* Work to do
Nothing may be dropped or altered: reproduce all the data.

[Figure record listings]
▼▼▼
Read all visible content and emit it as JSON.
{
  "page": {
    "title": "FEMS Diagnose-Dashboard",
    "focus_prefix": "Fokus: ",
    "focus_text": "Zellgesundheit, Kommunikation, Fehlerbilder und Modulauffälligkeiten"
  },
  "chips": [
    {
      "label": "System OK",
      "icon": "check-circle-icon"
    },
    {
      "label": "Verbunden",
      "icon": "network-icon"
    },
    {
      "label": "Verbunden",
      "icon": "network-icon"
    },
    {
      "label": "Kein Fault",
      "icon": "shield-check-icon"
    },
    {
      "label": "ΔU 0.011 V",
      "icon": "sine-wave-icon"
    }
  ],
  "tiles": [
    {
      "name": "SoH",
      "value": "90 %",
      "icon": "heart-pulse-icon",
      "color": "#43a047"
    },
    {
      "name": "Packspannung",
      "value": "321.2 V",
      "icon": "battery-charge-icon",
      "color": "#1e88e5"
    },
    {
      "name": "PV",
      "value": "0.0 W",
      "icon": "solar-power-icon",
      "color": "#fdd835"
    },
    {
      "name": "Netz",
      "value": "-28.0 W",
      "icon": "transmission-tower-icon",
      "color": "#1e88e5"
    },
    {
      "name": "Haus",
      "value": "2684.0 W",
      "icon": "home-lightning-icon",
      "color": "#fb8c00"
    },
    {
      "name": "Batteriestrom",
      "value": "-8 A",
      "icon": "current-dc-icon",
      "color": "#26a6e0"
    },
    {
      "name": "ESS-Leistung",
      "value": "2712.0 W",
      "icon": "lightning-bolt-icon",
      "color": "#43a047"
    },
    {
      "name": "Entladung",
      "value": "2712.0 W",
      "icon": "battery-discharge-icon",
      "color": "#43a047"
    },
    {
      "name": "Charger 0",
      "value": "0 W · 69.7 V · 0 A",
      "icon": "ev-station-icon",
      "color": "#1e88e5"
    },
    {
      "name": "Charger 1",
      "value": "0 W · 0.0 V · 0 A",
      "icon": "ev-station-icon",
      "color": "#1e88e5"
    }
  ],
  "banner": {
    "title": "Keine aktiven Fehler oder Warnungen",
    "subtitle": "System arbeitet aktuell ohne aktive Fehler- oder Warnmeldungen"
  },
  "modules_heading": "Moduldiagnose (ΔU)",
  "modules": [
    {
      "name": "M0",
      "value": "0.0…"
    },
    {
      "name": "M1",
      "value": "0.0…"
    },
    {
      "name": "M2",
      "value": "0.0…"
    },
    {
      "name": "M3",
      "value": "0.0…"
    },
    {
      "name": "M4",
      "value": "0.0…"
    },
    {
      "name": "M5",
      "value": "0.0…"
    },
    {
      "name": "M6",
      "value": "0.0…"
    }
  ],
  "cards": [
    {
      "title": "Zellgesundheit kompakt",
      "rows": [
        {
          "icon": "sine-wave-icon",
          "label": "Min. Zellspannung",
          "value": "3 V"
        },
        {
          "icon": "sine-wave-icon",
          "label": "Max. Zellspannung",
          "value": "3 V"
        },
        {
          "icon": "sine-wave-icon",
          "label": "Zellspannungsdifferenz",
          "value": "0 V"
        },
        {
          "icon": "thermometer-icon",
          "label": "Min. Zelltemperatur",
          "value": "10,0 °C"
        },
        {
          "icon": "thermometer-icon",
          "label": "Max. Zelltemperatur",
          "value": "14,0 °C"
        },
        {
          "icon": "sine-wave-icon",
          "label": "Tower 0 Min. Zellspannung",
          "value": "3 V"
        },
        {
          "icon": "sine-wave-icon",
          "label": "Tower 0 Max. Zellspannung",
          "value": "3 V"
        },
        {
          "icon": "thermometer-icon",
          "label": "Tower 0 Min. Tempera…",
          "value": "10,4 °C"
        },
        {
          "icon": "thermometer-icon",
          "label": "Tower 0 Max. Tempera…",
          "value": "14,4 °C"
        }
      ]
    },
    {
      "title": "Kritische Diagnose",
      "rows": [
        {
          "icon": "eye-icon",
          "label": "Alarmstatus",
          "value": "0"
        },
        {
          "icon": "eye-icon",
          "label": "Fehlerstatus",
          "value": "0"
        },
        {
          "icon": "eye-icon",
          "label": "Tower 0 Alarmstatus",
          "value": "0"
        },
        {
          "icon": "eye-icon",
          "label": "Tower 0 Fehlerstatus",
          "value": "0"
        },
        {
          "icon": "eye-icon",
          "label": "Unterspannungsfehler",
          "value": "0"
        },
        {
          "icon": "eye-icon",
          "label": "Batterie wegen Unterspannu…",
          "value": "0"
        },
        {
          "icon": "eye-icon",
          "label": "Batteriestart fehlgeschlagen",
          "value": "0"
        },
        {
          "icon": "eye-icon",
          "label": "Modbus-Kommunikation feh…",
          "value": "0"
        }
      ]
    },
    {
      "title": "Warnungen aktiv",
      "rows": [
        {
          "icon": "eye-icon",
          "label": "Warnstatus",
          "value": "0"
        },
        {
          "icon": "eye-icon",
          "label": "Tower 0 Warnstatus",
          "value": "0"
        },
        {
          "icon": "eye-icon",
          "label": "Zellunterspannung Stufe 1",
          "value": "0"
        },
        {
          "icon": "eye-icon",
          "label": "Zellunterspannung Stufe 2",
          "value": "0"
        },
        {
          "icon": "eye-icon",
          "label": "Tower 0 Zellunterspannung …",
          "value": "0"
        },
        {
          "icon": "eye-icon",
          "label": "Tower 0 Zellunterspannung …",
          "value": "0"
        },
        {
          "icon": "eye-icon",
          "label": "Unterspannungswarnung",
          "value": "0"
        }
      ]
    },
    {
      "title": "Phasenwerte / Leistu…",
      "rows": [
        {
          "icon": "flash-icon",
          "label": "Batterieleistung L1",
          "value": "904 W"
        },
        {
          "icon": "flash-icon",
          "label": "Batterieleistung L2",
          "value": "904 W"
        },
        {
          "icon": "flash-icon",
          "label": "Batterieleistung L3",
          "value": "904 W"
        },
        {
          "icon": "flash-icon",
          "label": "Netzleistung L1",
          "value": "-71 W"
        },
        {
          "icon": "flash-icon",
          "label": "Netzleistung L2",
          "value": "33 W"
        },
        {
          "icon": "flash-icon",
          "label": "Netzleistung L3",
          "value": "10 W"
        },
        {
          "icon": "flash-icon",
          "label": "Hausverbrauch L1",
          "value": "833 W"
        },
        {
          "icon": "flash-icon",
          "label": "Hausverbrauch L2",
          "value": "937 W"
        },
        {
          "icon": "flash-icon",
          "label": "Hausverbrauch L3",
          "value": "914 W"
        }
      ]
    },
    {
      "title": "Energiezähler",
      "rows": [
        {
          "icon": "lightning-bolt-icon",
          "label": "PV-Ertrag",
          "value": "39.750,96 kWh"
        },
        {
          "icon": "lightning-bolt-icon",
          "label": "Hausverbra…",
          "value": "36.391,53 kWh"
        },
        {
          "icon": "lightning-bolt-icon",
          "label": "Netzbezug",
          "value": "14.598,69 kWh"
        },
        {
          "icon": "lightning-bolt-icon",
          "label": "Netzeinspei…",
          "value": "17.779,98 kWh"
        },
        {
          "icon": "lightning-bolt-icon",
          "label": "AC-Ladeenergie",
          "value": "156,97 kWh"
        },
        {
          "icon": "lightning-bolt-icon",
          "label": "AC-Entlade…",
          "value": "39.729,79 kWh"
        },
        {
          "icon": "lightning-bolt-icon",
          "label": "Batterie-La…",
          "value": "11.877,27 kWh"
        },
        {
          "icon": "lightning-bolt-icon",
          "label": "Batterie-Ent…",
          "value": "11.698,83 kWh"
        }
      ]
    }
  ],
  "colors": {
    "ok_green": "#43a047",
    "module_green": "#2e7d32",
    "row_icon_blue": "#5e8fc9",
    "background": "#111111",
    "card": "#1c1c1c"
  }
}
▲▲▲
* Solution below
Read all visible content and emit it as JSON.
{
  "page": {
    "title": "FEMS Diagnose-Dashboard",
    "focus_prefix": "Fokus: ",
    "focus_text": "Zellgesundheit, Kommunikation, Fehlerbilder und Modulauffälligkeiten"
  },
  "chips": [
    {
      "label": "System OK",
      "icon": "check-circle-icon"
    },
    {
      "label": "Verbunden",
      "icon": "network-icon"
    },
    {
      "label": "Verbunden",
      "icon": "network-icon"
    },
    {
      "label": "Kein Fault",
      "icon": "shield-check-icon"
    },
    {
      "label": "ΔU 0.011 V",
      "icon": "sine-wave-icon"
    }
  ],
  "tiles": [
    {
      "name": "SoH",
      "value": "90 %",
      "icon": "heart-pulse-icon",
      "color": "#43a047"
    },
    {
      "name": "Packspannung",
      "value": "321.2 V",
      "icon": "battery-charge-icon",
      "color": "#1e88e5"
    },
    {
      "name": "PV",
      "value": "0.0 W",
      "icon": "solar-power-icon",
      "color": "#fdd835"
    },
    {
      "name": "Netz",
      "value": "-28.0 W",
      "icon": "transmission-tower-icon",
      "color": "#1e88e5"
    },
    {
      "name": "Haus",
      "value": "2684.0 W",
      "icon": "home-lightning-icon",
      "color": "#fb8c00"
    },
    {
      "name": "Batteriestrom",
      "value": "-8 A",
      "icon": "current-dc-icon",
      "color": "#26a6e0"
    },
    {
      "name": "ESS-Leistung",
      "value": "2712.0 W",
      "icon": "lightning-bolt-icon",
      "color": "#43a047"
    },
    {
      "name": "Entladung",
      "value": "2712.0 W",
      "icon": "battery-discharge-icon",
      "color": "#43a047"
    },
    {
      "name": "Charger 0",
      "value": "0 W · 69.7 V · 0 A",
      "icon": "ev-station-icon",
      "color": "#1e88e5"
    },
    {
      "name": "Charger 1",
      "value": "0 W · 0.0 V · 0 A",
      "icon": "ev-station-icon",
      "color": "#1e88e5"
    }
  ],
  "banner": {
    "title": "Keine aktiven Fehler oder Warnungen",
    "subtitle": "System arbeitet aktuell ohne aktive Fehler- oder Warnmeldungen"
  },
  "modules_heading": "Moduldiagnose (ΔU)",
  "modules": [
    {
      "name": "M0",
      "value": "0.0…"
    },
    {
      "name": "M1",
      "value": "0.0…"
    },
    {
      "name": "M2",
      "value": "0.0…"
    },
    {
      "name": "M3",
      "value": "0.0…"
    },
    {
      "name": "M4",
      "value": "0.0…"
    },
    {
      "name": "M5",
      "value": "0.0…"
    },
    {
      "name": "M6",
      "value": "0.0…"
    }
  ],
  "cards": [
    {
      "title": "Zellgesundheit kompakt",
      "rows": [
        {
          "icon": "sine-wave-icon",
          "label": "Min. Zellspannung",
          "value": "3 V"
        },
        {
          "icon": "sine-wave-icon",
          "label": "Max. Zellspannung",
          "value": "3 V"
        },
        {
          "icon": "sine-wave-icon",
          "label": "Zellspannungsdifferenz",
          "value": "0 V"
        },
        {
          "icon": "thermometer-icon",
          "label": "Min. Zelltemperatur",
          "value": "10,0 °C"
        },
        {
          "icon": "thermometer-icon",
          "label": "Max. Zelltemperatur",
          "value": "14,0 °C"
        },
        {
          "icon": "sine-wave-icon",
          "label": "Tower 0 Min. Zellspannung",
          "value": "3 V"
        },
        {
          "icon": "sine-wave-icon",
          "label": "Tower 0 Max. Zellspannung",
          "value": "3 V"
        },
        {
          "icon": "thermometer-icon",
          "label": "Tower 0 Min. Tempera…",
          "value": "10,4 °C"
        },
        {
          "icon": "thermometer-icon",
          "label": "Tower 0 Max. Tempera…",
          "value": "14,4 °C"
        }
      ]
    },
    {
      "title": "Kritische Diagnose",
      "rows": [
        {
          "icon": "eye-icon",
          "label": "Alarmstatus",
          "value": "0"
        },
        {
          "icon": "eye-icon",
          "label": "Fehlerstatus",
          "value": "0"
        },
        {
          "icon": "eye-icon",
          "label": "Tower 0 Alarmstatus",
          "value": "0"
        },
        {
          "icon": "eye-icon",
          "label": "Tower 0 Fehlerstatus",
          "value": "0"
        },
        {
          "icon": "eye-icon",
          "label": "Unterspannungsfehler",
          "value": "0"
        },
        {
          "icon": "eye-icon",
          "label": "Batterie wegen Unterspannu…",
          "value": "0"
        },
        {
          "icon": "eye-icon",
          "label": "Batteriestart fehlgeschlagen",
          "value": "0"
        },
        {
          "icon": "eye-icon",
          "label": "Modbus-Kommunikation feh…",
          "value": "0"
        }
      ]
    },
    {
      "title": "Warnungen aktiv",
      "rows": [
        {
          "icon": "eye-icon",
          "label": "Warnstatus",
          "value": "0"
        },
        {
          "icon": "eye-icon",
          "label": "Tower 0 Warnstatus",
          "value": "0"
        },
        {
          "icon": "eye-icon",
          "label": "Zellunterspannung Stufe 1",
          "value": "0"
        },
        {
          "icon": "eye-icon",
          "label": "Zellunterspannung Stufe 2",
          "value": "0"
        },
        {
          "icon": "eye-icon",
          "label": "Tower 0 Zellunterspannung …",
          "value": "0"
        },
        {
          "icon": "eye-icon",
          "label": "Tower 0 Zellunterspannung …",
          "value": "0"
        },
        {
          "icon": "eye-icon",
          "label": "Unterspannungswarnung",
          "value": "0"
        }
      ]
    },
    {
      "title": "Phasenwerte / Leistu…",
      "rows": [
        {
          "icon": "flash-icon",
          "label": "Batterieleistung L1",
          "value": "904 W"
        },
        {
          "icon": "flash-icon",
          "label": "Batterieleistung L2",
          "value": "904 W"
        },
        {
          "icon": "flash-icon",
          "label": "Batterieleistung L3",
          "value": "904 W"
        },
        {
          "icon": "flash-icon",
          "label": "Netzleistung L1",
          "value": "-71 W"
        },
        {
          "icon": "flash-icon",
          "label": "Netzleistung L2",
          "value": "33 W"
        },
        {
          "icon": "flash-icon",
          "label": "Netzleistung L3",
          "value": "10 W"
        },
        {
          "icon": "flash-icon",
          "label": "Hausverbrauch L1",
          "value": "833 W"
        },
        {
          "icon": "flash-icon",
          "label": "Hausverbrauch L2",
          "value": "937 W"
        },
        {
          "icon": "flash-icon",
          "label": "Hausverbrauch L3",
          "value": "914 W"
        }
      ]
    },
    {
      "title": "Energiezähler",
      "rows": [
        {
          "icon": "lightning-bolt-icon",
          "label": "PV-Ertrag",
          "value": "39.750,96 kWh"
        },
        {
          "icon": "lightning-bolt-icon",
          "label": "Hausverbra…",
          "value": "36.391,53 kWh"
        },
        {
          "icon": "lightning-bolt-icon",
          "label": "Netzbezug",
          "value": "14.598,69 kWh"
        },
        {
          "icon": "lightning-bolt-icon",
          "label": "Netzeinspei…",
          "value": "17.779,98 kWh"
        },
        {
          "icon": "lightning-bolt-icon",
          "label": "AC-Ladeenergie",
          "value": "156,97 kWh"
        },
        {
          "icon": "lightning-bolt-icon",
          "label": "AC-Entlade…",
          "value": "39.729,79 kWh"
        },
        {
          "icon": "lightning-bolt-icon",
          "label": "Batterie-La…",
          "value": "11.877,27 kWh"
        },
        {
          "icon": "lightning-bolt-icon",
          "label": "Batterie-Ent…",
          "value": "11.698,83 kWh"
        }
      ]
    }
  ],
  "colors": {
    "ok_green": "#43a047",
    "module_green": "#2e7d32",
    "row_icon_blue": "#5e8fc9",
    "background": "#111111",
    "card": "#1c1c1c"
  }
}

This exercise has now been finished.